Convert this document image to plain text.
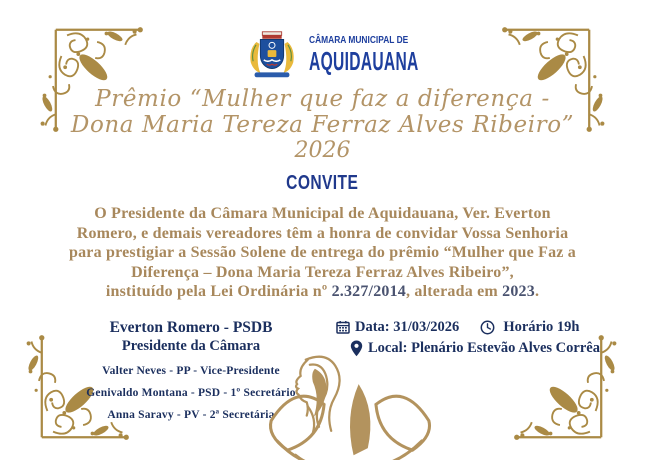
CÂMARA MUNICIPAL DE
AQUIDAUANA
Prêmio “Mulher que faz a diferença -
Dona Maria Tereza Ferraz Alves Ribeiro”
2026
CONVITE
O Presidente da Câmara Municipal de Aquidauana, Ver. Everton
Romero, e demais vereadores têm a honra de convidar Vossa Senhoria
para prestigiar a Sessão Solene de entrega do prêmio “Mulher que Faz a
Diferença – Dona Maria Tereza Ferraz Alves Ribeiro”,
instituído pela Lei Ordinária nº 2.327/2014, alterada em 2023.
Everton Romero - PSDB
Presidente da Câmara
Valter Neves - PP - Vice-Presidente
Genivaldo Montana - PSD - 1º Secretário
Anna Saravy - PV - 2ª Secretária
Data: 31/03/2026	Horário 19h
Local: Plenário Estevão Alves Corrêa
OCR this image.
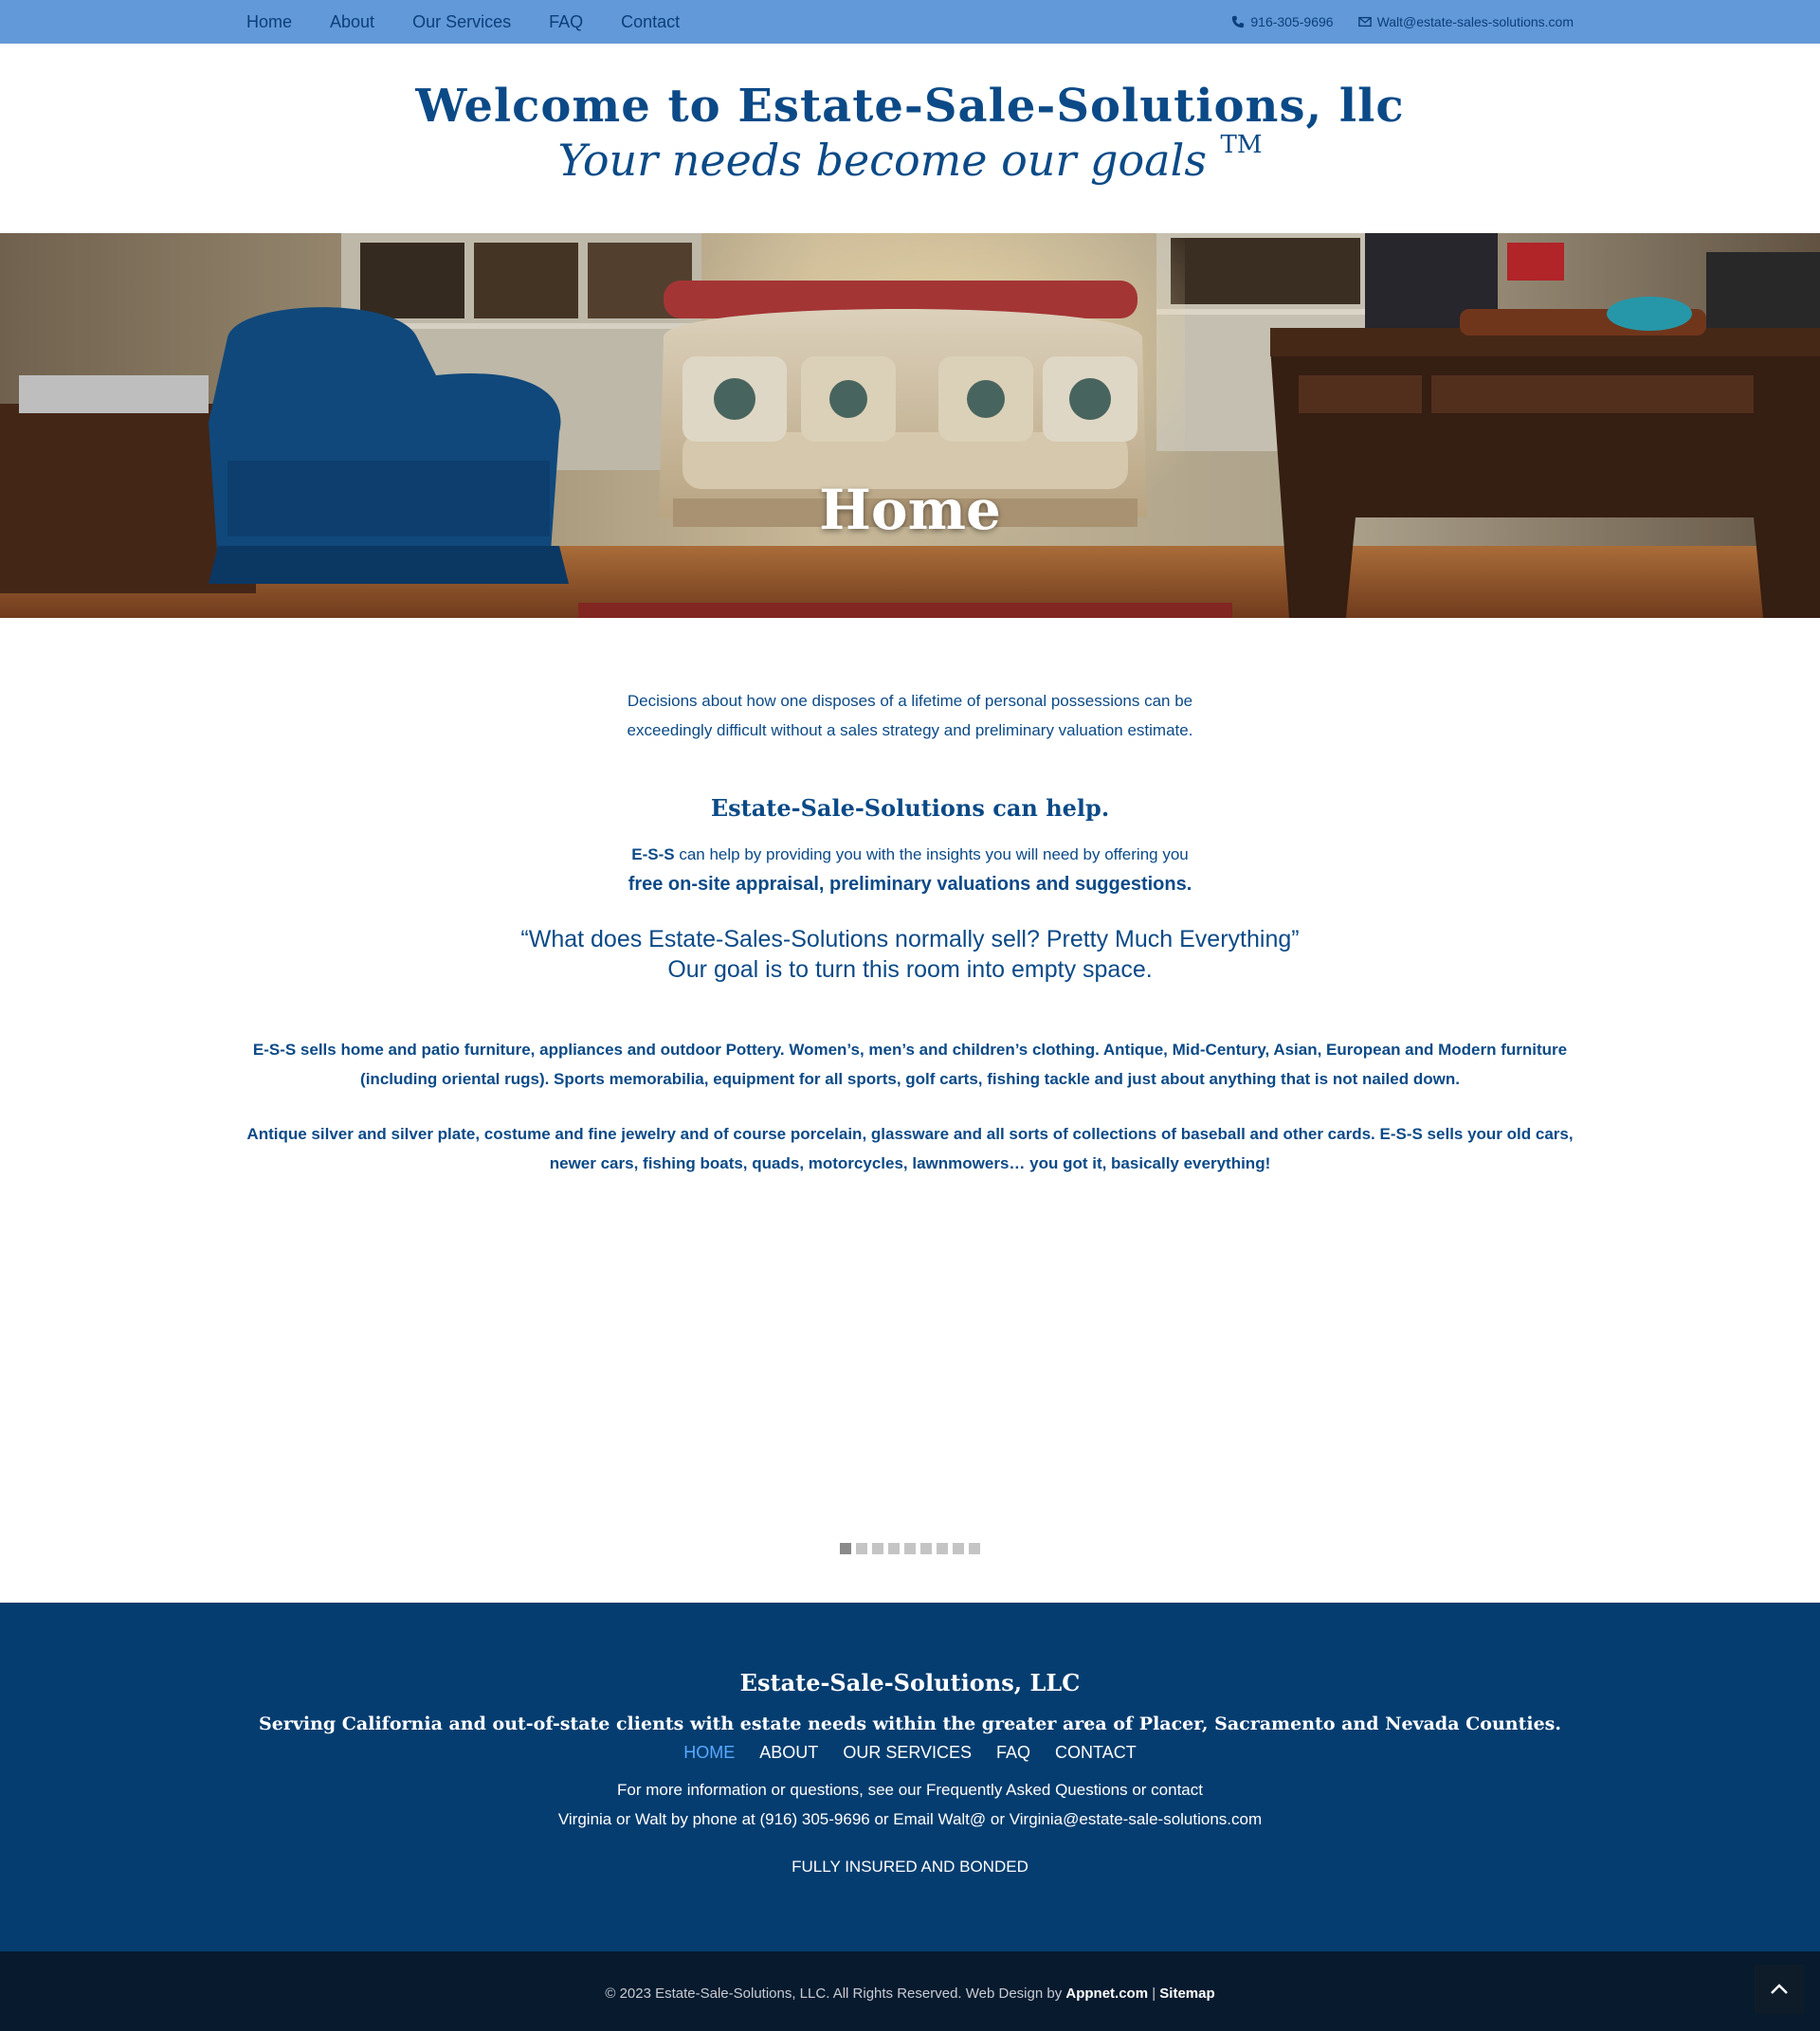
Home About Our Services FAQ Contact	916-305-9696	Walt@estate-sales-solutions.com
Welcome to Estate-Sale-Solutions, llc
Your needs become our goals ™
Home

Decisions about how one disposes of a lifetime of personal possessions can be exceedingly difficult without a sales strategy and preliminary valuation estimate.

Estate-Sale-Solutions can help.

E-S-S can help by providing you with the insights you will need by offering you

free on-site appraisal, preliminary valuations and suggestions.

“What does Estate-Sales-Solutions normally sell? Pretty Much Everything”
Our goal is to turn this room into empty space.

E-S-S sells home and patio furniture, appliances and outdoor Pottery. Women’s, men’s and children’s clothing. Antique, Mid-Century, Asian, European and Modern furniture (including oriental rugs). Sports memorabilia, equipment for all sports, golf carts, fishing tackle and just about anything that is not nailed down.

Antique silver and silver plate, costume and fine jewelry and of course porcelain, glassware and all sorts of collections of baseball and other cards. E-S-S sells your old cars, newer cars, fishing boats, quads, motorcycles, lawnmowers… you got it, basically everything!

Estate-Sale-Solutions, LLC
Serving California and out-of-state clients with estate needs within the greater area of Placer, Sacramento and Nevada Counties.
HOME ABOUT OUR SERVICES FAQ CONTACT
For more information or questions, see our Frequently Asked Questions or contact
Virginia or Walt by phone at (916) 305-9696 or Email Walt@ or Virginia@estate-sale-solutions.com
FULLY INSURED AND BONDED
© 2023 Estate-Sale-Solutions, LLC. All Rights Reserved. Web Design by Appnet.com | Sitemap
········
> [Your instructions]
Show every line of the records above that contains the word "sells".

> [Solution to the exercise]
E-S-S sells home and patio furniture, appliances and outdoor Pottery. Women’s, men’s and children’s clothing. Antique, Mid-Century, Asian, European and Modern furniture (including oriental rugs). Sports memorabilia, equipment for all sports, golf carts, fishing tackle and just about anything that is not nailed down.
Antique silver and silver plate, costume and fine jewelry and of course porcelain, glassware and all sorts of collections of baseball and other cards. E-S-S sells your old cars, newer cars, fishing boats, quads, motorcycles, lawnmowers… you got it, basically everything!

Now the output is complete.